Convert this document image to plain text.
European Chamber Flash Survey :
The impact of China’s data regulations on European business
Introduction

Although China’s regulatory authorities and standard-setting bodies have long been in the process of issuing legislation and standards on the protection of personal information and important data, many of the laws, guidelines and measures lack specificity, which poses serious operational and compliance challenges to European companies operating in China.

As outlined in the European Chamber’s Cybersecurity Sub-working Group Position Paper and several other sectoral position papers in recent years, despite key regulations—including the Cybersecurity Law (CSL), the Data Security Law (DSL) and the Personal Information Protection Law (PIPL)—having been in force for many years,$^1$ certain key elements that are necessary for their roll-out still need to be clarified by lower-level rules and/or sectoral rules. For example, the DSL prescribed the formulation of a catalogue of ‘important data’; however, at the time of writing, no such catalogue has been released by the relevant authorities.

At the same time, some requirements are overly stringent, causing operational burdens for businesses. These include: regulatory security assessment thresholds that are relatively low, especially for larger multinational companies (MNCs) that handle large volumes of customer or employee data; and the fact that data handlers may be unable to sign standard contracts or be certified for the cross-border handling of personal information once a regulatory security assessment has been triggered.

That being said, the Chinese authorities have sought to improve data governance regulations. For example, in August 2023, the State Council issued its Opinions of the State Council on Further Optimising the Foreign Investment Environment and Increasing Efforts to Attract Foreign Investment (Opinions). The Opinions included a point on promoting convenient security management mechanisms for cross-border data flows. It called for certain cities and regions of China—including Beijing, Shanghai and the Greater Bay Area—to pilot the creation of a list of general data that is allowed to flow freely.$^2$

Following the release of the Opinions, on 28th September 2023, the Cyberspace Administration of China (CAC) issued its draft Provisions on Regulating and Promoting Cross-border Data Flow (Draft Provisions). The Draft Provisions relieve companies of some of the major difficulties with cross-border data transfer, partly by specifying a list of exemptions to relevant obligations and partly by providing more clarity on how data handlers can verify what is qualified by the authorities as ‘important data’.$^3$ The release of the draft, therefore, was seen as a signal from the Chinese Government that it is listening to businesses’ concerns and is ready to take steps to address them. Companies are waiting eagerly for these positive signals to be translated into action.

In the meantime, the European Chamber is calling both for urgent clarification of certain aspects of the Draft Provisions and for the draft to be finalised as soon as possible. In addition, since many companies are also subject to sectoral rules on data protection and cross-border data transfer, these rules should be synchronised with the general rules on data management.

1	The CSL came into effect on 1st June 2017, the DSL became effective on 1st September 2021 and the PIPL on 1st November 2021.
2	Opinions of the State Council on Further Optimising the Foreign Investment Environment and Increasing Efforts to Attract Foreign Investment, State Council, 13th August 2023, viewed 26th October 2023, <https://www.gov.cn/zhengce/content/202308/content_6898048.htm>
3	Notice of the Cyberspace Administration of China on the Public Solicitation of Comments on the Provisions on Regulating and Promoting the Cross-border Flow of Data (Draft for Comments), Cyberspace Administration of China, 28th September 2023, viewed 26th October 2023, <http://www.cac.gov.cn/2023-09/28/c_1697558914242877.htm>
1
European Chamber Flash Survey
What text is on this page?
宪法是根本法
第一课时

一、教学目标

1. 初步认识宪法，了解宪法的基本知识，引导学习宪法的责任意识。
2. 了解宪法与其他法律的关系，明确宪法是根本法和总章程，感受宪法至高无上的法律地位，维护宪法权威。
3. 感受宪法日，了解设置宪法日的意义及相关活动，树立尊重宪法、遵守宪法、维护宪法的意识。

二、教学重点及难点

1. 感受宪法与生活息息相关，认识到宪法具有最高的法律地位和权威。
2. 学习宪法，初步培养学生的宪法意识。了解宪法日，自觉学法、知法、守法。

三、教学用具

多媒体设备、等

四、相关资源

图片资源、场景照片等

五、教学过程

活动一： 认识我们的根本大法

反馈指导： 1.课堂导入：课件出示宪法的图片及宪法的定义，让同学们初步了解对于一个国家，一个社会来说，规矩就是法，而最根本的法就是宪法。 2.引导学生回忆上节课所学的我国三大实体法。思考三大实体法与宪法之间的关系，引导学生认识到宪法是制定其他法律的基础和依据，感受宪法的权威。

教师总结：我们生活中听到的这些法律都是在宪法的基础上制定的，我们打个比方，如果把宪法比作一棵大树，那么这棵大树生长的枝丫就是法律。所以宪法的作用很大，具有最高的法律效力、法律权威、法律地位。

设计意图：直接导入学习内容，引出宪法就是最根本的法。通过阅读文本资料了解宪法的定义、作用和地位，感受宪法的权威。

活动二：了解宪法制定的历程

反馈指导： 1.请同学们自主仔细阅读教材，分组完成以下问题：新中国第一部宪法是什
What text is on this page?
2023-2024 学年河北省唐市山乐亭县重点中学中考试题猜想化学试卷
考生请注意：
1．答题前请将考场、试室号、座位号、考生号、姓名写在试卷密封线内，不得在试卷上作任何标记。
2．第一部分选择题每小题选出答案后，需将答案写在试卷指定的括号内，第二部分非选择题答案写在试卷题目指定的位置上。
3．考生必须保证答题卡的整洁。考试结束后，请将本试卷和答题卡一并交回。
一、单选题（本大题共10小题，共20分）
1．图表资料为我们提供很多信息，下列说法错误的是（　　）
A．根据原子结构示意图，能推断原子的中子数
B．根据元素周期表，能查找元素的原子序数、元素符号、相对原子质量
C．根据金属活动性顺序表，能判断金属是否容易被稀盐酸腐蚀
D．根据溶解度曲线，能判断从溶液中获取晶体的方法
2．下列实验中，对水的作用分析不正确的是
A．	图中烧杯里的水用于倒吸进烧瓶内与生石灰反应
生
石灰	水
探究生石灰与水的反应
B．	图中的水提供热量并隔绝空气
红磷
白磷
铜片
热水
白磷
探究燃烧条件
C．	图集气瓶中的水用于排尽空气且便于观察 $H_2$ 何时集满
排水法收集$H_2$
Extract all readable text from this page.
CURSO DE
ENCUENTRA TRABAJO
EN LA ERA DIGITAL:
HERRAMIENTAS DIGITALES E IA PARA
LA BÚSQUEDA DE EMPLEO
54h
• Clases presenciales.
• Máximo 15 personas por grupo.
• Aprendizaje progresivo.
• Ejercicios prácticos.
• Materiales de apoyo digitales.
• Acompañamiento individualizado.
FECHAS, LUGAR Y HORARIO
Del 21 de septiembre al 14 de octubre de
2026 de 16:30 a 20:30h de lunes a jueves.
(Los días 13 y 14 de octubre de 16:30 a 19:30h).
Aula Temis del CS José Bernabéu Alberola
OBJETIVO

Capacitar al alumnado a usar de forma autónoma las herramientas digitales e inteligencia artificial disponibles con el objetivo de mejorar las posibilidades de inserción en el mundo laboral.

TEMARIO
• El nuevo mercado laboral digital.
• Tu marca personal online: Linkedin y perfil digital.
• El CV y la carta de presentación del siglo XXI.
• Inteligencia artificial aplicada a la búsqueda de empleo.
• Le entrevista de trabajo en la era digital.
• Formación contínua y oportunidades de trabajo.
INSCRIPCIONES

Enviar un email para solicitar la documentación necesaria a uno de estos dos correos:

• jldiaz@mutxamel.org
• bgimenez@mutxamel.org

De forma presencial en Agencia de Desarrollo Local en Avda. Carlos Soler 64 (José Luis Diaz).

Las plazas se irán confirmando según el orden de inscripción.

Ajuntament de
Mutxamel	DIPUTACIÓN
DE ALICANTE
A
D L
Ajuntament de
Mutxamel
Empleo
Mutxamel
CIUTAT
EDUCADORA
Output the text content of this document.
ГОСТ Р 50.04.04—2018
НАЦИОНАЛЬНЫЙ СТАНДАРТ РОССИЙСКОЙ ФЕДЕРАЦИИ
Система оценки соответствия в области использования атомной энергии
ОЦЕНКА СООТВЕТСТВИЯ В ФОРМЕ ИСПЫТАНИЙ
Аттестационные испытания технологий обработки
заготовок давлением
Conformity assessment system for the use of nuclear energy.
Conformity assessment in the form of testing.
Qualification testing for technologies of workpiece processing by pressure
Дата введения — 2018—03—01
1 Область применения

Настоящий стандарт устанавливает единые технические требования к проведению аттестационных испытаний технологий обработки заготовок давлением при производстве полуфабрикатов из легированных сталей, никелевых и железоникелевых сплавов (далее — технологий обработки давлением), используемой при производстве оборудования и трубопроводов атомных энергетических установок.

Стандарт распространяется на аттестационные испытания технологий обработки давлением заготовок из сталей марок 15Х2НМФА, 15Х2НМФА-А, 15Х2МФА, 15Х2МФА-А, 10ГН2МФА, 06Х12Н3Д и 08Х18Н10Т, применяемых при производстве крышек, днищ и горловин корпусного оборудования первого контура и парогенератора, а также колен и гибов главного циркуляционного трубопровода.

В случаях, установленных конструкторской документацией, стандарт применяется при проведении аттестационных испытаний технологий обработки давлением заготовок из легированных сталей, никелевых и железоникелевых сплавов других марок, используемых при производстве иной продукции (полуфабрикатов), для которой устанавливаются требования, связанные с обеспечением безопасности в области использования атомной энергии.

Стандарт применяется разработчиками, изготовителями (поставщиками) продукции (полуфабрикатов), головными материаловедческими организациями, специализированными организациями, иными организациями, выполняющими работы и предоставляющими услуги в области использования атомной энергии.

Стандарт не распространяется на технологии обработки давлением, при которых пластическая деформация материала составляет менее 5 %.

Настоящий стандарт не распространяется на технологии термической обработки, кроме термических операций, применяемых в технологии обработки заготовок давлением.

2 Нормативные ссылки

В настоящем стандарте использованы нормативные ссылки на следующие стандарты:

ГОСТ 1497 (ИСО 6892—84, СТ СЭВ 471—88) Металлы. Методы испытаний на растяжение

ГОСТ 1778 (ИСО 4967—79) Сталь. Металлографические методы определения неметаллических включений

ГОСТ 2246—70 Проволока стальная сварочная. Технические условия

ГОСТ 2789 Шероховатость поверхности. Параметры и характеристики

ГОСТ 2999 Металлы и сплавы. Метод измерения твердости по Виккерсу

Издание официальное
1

=== Work instructions ===
Scan the entries above. Copy each line that has the string "octubre".

=== Solution to the problem ===
Del 21 de septiembre al 14 de octubre de
(Los días 13 y 14 de octubre de 16:30 a 19:30h).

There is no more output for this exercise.